● **Brief A**
Reproduce the stretch of the passage on the YouTube editing bottleneck from "Then I had a" through "that one decision.", word for word.
● **Brief B**
In the passage on the YouTube editing bottleneck, what step of the production pipeline turned out to be the bottleneck?

This whole idea really clicked for me years ago with my YouTube channel. Back in 2019 I genuinely thought the thing holding back growth was the usual suspects: “I need better ideas”, “I need more time”, “I need to be more consistent”, all of which sound reasonable and productive, and all of which are very easy to tell yourself when you don’t want to look at the actual bottleneck.
Then I had a session with a business coach who made me literally draw out the production pipeline on a piece of paper – idea → script → film → edit → thumbnail → upload → publish – and when we looked at the whole chain it was suddenly obvious that the bottleneck wasn’t ideas, and it wasn’t time, it was editing. Specifically, me editing. I was spending hours in Final Cut, which meant every single video had to route through me, which meant the entire pipeline could only run as fast as I could sit at my laptop and drag clips around on a timeline.
So the solution wasn’t “work harder”. The solution was to stop being the constraint. I outsourced editing, and almost overnight the whole system sped up: more output, more consistency, more momentum, and in hindsight a pretty big chunk of the growth in 2019 and 2020 came from that one decision.

● **Data supplied**
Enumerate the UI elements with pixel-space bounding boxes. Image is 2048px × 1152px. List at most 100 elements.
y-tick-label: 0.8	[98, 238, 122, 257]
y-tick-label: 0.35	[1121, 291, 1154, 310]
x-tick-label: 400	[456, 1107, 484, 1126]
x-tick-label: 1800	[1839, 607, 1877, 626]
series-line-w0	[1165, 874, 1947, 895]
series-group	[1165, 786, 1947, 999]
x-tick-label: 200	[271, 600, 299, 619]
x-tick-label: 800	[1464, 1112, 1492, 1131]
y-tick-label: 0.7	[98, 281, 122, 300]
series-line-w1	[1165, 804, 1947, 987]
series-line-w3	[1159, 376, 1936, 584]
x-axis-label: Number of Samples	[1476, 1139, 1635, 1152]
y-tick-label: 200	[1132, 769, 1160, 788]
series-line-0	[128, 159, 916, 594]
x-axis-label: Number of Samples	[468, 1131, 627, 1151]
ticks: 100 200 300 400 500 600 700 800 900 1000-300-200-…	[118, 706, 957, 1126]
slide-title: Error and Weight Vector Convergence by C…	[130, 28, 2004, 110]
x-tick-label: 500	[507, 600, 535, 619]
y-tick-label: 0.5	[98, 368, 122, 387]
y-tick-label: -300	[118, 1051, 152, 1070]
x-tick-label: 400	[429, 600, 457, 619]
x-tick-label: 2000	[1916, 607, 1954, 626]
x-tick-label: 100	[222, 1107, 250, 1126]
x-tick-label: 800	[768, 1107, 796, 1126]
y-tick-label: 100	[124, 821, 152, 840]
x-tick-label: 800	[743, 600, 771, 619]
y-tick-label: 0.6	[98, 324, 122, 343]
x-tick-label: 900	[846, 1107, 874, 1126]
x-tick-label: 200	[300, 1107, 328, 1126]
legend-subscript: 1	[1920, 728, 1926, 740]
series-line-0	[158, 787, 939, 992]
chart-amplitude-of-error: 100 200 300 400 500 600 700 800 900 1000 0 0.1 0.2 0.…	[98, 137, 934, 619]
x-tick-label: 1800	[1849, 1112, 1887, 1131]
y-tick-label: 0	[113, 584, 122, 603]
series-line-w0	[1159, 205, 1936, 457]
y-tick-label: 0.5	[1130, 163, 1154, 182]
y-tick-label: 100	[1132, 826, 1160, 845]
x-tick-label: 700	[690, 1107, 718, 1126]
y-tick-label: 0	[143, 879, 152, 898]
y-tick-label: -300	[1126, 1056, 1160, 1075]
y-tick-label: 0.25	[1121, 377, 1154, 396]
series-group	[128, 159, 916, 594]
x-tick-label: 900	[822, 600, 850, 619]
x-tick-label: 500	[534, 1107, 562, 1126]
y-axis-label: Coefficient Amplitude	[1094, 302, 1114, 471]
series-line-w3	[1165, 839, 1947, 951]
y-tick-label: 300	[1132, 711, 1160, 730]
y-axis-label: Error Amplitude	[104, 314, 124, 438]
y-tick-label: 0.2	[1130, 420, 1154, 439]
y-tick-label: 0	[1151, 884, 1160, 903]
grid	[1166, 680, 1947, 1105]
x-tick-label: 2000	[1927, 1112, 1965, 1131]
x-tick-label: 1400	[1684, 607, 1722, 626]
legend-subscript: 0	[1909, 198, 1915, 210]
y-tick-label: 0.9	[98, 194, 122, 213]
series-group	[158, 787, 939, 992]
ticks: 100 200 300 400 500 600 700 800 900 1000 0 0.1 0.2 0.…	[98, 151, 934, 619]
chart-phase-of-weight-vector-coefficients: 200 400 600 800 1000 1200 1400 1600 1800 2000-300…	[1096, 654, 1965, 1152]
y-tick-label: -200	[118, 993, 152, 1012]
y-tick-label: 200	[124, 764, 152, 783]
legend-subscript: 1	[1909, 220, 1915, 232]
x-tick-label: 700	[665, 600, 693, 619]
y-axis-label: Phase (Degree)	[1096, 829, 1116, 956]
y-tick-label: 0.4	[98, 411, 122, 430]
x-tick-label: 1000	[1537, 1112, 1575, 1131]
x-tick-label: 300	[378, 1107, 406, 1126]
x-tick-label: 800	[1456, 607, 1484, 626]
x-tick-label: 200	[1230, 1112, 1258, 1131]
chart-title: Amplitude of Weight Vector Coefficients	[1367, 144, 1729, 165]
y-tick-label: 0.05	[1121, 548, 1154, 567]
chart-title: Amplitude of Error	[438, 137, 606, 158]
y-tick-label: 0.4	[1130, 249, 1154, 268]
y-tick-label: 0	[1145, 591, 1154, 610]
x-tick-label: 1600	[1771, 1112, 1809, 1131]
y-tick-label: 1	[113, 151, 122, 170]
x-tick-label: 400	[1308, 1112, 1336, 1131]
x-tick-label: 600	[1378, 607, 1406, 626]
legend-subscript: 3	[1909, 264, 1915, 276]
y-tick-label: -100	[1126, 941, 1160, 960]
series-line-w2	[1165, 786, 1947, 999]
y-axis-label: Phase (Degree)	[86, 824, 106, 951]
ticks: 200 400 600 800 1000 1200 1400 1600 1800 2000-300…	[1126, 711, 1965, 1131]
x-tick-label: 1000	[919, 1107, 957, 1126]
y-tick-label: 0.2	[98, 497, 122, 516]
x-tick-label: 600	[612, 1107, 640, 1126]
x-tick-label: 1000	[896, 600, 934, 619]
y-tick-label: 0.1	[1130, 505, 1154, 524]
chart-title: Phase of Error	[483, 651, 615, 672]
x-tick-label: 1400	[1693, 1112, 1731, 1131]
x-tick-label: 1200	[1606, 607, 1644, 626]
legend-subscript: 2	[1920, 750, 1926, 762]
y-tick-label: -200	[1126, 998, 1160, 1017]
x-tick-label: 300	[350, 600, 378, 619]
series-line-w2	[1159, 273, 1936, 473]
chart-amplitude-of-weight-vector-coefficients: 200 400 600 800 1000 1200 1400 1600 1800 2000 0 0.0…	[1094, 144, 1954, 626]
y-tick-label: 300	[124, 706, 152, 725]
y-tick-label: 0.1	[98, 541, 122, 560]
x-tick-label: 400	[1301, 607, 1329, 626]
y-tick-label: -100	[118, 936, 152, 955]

● **Output A**
Then I had a session with a business coach who made me literally draw out the production pipeline on a piece of paper – idea → script → film → edit → thumbnail → upload → publish – and when we looked at the whole chain it was suddenly obvious that the bottleneck wasn’t ideas, and it wasn’t time, it was editing. Specifically, me editing. I was spending hours in Final Cut, which meant every single video had to route through me, which meant the entire pipeline could only run as fast as I could sit at my laptop and drag clips around on a timeline.
So the solution wasn’t “work harder”. The solution was to stop being the constraint. I outsourced editing, and almost overnight the whole system sped up: more output, more consistency, more momentum, and in hindsight a pretty big chunk of the growth in 2019 and 2020 came from that one decision.

● **Output B**
Editing, specifically the writer's own editing.